Exercise inputs —

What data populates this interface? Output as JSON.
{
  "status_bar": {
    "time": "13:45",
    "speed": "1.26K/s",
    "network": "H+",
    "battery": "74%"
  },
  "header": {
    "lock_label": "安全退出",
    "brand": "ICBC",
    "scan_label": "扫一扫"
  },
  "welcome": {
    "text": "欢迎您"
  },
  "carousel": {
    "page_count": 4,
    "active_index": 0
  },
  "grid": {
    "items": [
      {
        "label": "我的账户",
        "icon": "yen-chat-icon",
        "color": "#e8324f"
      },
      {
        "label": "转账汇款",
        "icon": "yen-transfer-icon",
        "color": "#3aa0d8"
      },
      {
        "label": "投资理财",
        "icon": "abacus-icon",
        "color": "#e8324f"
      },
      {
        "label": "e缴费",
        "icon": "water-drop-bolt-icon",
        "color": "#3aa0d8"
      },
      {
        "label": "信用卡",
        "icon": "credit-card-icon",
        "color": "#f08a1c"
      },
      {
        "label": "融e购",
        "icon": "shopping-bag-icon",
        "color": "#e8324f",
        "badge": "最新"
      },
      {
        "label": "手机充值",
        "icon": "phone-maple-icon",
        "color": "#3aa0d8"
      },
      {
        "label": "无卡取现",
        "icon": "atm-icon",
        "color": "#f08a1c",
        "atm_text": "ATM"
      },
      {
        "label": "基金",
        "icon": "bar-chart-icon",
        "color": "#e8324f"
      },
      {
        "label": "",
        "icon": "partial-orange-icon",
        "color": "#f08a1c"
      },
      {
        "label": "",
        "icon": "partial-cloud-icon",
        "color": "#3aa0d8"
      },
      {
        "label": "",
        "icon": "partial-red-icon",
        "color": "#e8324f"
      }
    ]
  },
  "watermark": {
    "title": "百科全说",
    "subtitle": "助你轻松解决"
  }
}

Aim — Every line holding "icon" should be copied out.

Expected answer —
        "icon": "yen-chat-icon",
        "icon": "yen-transfer-icon",
        "icon": "abacus-icon",
        "icon": "water-drop-bolt-icon",
        "icon": "credit-card-icon",
        "icon": "shopping-bag-icon",
        "icon": "phone-maple-icon",
        "icon": "atm-icon",
        "icon": "bar-chart-icon",
        "icon": "partial-orange-icon",
        "icon": "partial-cloud-icon",
        "icon": "partial-red-icon",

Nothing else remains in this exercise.